- Work to complete -
Show, in full, each line of the data that contains "times".

- Source data -
** Begin **

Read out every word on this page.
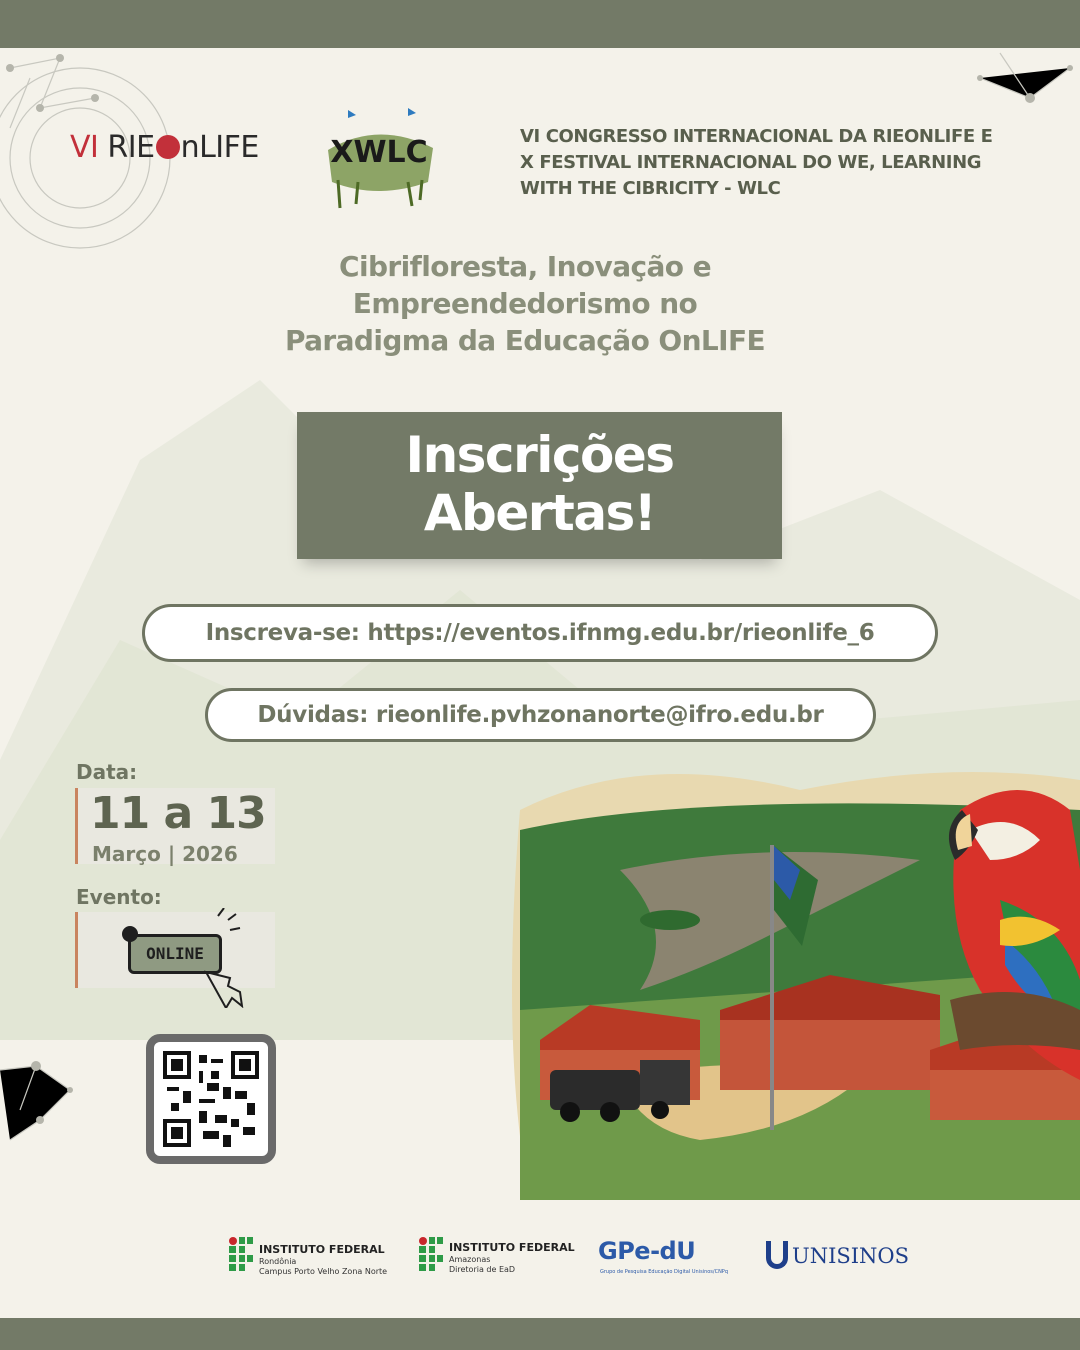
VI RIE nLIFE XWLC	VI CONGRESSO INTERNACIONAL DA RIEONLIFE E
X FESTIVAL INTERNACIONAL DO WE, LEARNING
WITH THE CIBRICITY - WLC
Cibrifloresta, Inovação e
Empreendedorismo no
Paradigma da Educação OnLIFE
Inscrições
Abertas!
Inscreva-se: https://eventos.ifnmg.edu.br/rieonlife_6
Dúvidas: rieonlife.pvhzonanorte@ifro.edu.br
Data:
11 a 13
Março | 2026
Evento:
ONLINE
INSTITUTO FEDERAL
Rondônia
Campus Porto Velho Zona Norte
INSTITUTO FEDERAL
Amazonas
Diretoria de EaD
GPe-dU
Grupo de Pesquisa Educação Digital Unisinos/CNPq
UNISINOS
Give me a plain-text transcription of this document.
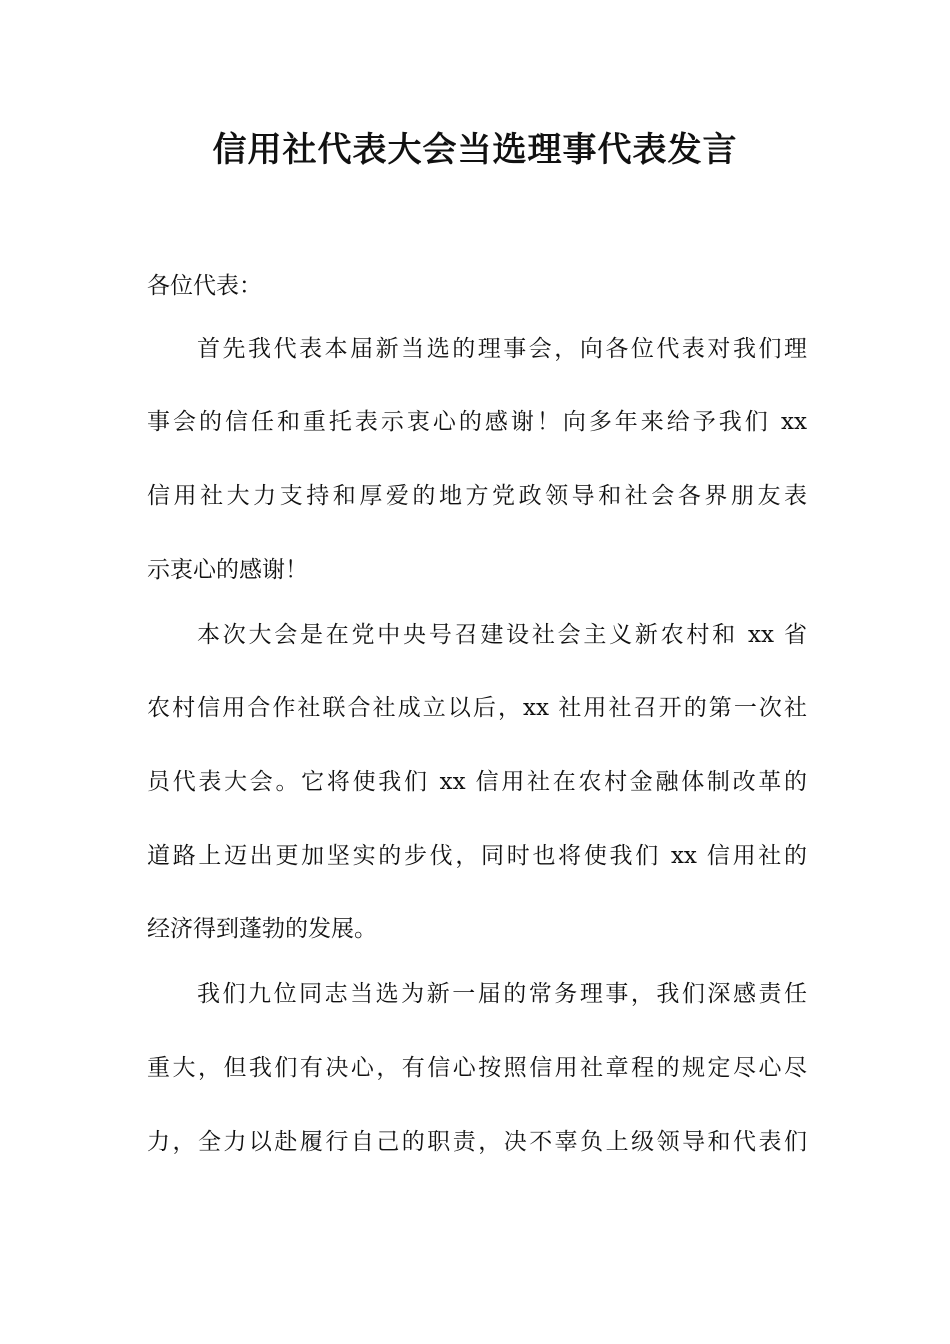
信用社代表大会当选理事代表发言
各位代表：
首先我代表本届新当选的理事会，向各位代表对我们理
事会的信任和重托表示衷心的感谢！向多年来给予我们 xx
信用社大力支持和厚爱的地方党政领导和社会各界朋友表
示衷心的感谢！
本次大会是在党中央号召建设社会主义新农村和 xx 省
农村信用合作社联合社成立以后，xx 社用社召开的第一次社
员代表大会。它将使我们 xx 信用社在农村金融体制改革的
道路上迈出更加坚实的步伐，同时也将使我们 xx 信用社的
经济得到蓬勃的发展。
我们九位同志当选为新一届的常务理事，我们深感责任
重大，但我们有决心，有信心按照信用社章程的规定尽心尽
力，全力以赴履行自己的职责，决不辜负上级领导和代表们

** End **
** Begin **

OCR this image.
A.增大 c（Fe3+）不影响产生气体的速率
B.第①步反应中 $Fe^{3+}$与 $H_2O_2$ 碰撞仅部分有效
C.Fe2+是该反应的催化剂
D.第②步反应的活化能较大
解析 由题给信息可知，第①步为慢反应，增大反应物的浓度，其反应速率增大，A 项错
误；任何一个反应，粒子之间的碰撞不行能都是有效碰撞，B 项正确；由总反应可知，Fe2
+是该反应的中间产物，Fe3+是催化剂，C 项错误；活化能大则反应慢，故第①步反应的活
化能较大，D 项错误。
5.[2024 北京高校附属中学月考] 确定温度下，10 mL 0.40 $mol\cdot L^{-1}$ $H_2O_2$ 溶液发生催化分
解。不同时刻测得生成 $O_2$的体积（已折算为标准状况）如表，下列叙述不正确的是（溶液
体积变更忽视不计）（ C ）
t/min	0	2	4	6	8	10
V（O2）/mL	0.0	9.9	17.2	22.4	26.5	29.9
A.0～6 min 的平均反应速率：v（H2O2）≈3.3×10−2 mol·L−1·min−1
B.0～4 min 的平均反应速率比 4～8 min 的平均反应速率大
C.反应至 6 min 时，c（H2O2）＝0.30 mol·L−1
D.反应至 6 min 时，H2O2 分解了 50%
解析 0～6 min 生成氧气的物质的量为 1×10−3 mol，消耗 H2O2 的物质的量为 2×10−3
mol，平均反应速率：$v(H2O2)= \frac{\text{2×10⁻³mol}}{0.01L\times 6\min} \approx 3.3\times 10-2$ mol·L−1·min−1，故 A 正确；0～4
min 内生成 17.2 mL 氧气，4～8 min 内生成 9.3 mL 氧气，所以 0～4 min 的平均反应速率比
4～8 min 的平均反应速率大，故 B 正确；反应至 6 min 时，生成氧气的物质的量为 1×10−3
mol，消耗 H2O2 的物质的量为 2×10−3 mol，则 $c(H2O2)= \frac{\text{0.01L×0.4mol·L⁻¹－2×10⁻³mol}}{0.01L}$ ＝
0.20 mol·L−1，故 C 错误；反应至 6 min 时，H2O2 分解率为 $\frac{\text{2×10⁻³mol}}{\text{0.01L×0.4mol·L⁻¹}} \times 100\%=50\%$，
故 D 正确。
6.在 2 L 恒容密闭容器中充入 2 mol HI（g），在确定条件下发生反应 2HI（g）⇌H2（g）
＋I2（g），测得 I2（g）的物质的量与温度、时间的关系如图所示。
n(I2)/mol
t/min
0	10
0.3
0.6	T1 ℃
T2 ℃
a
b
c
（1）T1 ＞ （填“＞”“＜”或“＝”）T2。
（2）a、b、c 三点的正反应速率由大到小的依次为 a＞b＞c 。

** End **

- Problem solution -
mol，平均反应速率：$v(H2O2)= \frac{\text{2×10⁻³mol}}{0.01L\times 6\min} \approx 3.3\times 10-2$ mol·L−1·min−1，故 A 正确；0～4
0.20 mol·L−1，故 C 错误；反应至 6 min 时，H2O2 分解率为 $\frac{\text{2×10⁻³mol}}{\text{0.01L×0.4mol·L⁻¹}} \times 100\%=50\%$，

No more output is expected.